:: WORK REQUIRED ::
Pick out all lines with the word "name" from the records that follow.

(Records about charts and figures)
····················

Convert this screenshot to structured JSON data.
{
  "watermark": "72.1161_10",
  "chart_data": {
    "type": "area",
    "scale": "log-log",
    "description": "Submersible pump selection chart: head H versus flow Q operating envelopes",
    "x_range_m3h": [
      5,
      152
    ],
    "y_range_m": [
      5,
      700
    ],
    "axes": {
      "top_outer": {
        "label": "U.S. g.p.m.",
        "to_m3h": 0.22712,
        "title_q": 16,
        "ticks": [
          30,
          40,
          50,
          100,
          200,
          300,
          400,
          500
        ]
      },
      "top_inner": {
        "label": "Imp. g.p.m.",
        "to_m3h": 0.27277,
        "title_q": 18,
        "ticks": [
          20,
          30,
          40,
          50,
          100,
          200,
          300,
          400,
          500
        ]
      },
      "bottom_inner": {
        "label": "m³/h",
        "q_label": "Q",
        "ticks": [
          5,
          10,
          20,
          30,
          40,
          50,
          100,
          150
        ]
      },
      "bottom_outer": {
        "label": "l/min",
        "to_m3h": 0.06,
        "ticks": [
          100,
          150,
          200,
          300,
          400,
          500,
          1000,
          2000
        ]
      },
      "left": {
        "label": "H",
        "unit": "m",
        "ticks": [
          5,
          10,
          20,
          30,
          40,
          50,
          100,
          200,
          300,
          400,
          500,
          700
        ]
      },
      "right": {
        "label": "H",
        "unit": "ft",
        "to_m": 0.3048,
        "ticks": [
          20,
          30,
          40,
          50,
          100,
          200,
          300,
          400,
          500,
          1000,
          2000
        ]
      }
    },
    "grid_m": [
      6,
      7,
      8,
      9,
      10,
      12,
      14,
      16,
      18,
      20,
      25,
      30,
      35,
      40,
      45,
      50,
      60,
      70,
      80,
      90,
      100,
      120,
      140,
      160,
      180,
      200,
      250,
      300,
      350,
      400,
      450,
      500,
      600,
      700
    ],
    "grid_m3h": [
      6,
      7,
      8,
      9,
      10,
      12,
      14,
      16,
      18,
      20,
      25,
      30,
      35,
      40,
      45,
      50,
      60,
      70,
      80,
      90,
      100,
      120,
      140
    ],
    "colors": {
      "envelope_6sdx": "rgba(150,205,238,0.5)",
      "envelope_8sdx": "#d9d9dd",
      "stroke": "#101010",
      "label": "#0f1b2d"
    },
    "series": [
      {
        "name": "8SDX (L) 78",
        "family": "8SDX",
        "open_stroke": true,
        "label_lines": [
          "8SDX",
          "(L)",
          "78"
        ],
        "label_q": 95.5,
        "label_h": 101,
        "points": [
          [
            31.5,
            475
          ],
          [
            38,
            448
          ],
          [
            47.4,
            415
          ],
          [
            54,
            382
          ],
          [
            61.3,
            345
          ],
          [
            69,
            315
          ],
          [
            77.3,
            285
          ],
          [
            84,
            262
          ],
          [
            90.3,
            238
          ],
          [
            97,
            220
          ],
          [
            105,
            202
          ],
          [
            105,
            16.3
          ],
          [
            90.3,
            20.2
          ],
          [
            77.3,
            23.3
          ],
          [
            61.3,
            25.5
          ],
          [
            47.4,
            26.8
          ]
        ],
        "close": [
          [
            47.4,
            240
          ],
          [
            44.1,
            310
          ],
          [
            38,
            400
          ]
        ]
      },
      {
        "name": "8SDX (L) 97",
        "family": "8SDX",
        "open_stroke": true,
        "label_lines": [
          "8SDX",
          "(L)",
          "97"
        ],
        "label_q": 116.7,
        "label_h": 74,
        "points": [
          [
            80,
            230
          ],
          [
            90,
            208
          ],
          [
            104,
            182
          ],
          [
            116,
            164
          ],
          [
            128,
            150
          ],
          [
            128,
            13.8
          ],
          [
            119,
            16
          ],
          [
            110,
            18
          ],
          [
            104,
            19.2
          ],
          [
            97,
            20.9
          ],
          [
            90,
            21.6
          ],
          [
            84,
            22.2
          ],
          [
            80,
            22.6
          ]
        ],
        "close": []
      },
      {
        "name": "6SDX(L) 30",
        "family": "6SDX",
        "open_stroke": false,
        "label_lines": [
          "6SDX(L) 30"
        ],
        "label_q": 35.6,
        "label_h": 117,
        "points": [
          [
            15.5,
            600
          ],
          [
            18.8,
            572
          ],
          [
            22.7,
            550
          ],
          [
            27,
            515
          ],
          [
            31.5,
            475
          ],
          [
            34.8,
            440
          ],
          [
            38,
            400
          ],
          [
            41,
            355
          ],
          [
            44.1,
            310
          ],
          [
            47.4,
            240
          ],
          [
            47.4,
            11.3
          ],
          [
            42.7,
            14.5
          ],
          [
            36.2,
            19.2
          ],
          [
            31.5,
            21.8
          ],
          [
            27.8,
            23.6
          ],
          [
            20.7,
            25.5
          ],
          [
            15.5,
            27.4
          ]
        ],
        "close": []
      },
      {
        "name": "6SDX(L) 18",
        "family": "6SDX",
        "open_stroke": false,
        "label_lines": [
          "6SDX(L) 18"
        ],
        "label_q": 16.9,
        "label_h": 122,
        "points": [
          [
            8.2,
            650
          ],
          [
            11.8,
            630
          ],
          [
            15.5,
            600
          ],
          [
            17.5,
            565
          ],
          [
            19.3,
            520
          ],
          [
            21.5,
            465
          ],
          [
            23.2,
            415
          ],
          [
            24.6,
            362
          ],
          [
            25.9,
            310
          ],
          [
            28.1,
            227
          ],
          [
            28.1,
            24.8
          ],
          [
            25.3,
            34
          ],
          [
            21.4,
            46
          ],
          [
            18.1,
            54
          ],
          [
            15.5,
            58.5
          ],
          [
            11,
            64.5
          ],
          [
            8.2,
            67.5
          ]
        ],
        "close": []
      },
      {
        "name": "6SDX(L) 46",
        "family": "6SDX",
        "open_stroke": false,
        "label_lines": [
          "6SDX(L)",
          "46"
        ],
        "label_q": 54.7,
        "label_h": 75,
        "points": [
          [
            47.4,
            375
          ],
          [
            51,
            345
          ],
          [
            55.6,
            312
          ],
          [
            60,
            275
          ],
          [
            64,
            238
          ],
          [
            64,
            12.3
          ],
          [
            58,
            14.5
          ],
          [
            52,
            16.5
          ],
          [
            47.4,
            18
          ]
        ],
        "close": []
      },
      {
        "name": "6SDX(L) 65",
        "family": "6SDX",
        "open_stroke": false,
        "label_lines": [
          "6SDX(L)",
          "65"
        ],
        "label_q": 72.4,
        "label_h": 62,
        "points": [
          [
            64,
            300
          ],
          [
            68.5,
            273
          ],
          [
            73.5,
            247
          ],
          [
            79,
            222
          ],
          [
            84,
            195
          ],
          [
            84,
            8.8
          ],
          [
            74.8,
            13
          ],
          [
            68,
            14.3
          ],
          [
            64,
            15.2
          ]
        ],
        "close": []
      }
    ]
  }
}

····················

:: IN RESPONSE ::
        "name": "8SDX (L) 78",
        "name": "8SDX (L) 97",
        "name": "6SDX(L) 30",
        "name": "6SDX(L) 18",
        "name": "6SDX(L) 46",
        "name": "6SDX(L) 65",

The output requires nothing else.